■ Exercise:
Report how many lines contain "text". Give the number and nothing else.

----- Stored records

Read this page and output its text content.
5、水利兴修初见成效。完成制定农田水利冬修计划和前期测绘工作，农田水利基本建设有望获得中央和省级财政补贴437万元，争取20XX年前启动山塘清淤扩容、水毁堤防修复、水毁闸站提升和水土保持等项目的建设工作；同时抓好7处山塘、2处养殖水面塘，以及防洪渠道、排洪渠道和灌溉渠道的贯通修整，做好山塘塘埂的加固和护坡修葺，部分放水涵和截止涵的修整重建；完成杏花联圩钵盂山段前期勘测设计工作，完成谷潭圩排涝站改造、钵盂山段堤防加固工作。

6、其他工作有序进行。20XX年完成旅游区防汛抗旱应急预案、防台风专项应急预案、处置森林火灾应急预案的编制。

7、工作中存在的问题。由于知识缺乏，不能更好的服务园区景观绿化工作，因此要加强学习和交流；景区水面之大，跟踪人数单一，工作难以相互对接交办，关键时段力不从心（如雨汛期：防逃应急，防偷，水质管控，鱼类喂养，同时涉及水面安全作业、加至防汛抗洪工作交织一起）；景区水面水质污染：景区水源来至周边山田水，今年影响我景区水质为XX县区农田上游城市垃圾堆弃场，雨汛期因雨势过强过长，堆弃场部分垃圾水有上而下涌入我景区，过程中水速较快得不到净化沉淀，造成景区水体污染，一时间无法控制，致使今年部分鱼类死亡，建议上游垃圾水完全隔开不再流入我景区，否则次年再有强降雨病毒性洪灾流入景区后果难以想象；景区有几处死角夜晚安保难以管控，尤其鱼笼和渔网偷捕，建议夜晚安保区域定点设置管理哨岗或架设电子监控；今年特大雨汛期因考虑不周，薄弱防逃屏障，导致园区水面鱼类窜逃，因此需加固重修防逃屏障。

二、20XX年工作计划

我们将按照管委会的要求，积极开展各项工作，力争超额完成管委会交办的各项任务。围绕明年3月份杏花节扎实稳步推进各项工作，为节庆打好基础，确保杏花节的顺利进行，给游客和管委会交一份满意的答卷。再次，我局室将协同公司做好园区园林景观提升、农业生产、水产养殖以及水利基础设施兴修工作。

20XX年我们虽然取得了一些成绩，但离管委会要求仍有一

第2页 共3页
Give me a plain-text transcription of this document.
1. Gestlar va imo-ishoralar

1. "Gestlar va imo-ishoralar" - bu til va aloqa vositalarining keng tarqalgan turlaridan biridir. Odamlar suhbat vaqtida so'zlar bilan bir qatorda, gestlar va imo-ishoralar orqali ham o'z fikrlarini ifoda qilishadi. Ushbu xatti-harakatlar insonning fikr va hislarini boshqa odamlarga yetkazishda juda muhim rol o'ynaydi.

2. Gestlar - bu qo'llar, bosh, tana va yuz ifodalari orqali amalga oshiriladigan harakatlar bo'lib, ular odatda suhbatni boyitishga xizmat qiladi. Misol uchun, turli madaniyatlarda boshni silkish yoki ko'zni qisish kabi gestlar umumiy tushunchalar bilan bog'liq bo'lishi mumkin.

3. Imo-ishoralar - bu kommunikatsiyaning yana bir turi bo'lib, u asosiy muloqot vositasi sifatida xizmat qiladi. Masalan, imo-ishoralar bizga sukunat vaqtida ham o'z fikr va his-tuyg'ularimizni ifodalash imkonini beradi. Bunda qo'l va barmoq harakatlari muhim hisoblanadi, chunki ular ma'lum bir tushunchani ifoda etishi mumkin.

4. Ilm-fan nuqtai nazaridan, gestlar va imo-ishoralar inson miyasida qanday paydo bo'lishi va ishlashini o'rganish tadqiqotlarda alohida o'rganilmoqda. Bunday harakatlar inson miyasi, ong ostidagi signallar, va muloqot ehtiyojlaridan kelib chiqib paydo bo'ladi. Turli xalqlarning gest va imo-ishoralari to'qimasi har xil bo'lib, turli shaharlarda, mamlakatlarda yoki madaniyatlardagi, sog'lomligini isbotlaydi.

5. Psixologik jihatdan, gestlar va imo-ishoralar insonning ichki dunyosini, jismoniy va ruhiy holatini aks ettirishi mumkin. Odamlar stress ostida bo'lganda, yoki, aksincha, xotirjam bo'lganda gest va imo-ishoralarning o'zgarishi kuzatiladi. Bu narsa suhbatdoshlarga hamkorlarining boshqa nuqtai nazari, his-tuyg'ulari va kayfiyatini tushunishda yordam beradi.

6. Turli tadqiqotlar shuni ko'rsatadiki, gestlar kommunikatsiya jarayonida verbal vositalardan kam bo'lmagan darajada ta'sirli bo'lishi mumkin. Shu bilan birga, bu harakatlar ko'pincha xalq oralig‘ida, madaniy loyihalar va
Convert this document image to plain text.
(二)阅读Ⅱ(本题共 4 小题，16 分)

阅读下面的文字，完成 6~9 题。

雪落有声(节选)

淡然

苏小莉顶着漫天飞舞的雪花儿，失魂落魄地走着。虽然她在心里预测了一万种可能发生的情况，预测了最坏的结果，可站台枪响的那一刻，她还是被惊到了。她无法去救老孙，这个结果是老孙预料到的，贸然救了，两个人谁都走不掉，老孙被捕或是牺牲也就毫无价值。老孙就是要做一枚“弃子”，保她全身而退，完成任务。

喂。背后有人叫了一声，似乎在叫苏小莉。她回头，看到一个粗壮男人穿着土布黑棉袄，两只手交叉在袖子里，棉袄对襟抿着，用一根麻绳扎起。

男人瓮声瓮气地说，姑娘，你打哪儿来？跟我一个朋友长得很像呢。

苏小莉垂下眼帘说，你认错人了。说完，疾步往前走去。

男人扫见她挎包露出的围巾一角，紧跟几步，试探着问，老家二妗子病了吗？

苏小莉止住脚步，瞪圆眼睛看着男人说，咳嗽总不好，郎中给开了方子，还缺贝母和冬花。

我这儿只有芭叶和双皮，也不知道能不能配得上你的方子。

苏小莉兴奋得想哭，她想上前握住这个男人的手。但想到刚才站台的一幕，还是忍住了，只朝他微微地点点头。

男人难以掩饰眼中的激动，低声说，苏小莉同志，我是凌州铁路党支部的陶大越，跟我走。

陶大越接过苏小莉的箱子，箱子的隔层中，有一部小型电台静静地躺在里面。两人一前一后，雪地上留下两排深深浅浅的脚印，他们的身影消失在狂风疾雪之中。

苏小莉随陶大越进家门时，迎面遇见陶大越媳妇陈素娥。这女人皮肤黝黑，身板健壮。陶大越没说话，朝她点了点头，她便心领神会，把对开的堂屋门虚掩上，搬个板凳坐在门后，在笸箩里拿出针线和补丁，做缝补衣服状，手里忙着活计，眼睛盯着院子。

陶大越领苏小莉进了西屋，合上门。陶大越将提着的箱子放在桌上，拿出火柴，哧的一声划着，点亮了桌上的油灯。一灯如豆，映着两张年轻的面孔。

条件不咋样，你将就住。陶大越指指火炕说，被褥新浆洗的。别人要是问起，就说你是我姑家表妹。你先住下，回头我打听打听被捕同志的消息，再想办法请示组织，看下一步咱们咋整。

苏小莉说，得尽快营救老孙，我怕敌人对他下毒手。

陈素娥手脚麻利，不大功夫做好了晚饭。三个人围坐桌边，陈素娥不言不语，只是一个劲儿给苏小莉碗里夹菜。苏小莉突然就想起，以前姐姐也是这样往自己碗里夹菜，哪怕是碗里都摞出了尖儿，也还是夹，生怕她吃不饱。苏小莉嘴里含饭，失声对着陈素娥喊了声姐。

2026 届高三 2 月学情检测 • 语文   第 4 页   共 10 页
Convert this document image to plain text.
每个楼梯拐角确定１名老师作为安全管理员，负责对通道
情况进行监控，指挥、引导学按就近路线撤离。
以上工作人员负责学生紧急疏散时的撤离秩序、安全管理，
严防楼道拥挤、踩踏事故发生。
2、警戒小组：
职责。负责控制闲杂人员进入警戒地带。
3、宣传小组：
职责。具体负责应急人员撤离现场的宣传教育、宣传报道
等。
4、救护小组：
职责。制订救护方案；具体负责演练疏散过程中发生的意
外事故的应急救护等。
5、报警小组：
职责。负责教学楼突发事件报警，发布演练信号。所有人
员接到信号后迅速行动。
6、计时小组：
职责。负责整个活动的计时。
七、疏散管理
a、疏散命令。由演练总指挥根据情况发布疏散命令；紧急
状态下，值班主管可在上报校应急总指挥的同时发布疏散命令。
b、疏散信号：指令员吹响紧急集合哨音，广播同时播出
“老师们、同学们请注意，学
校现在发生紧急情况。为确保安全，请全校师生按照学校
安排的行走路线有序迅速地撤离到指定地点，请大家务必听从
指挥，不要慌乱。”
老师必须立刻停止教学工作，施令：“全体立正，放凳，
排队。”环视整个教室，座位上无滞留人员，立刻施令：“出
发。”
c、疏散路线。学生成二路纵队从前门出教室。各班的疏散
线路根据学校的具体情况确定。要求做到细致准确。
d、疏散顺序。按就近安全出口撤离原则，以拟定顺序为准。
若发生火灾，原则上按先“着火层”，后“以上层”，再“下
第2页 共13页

----------

■ Task result:
4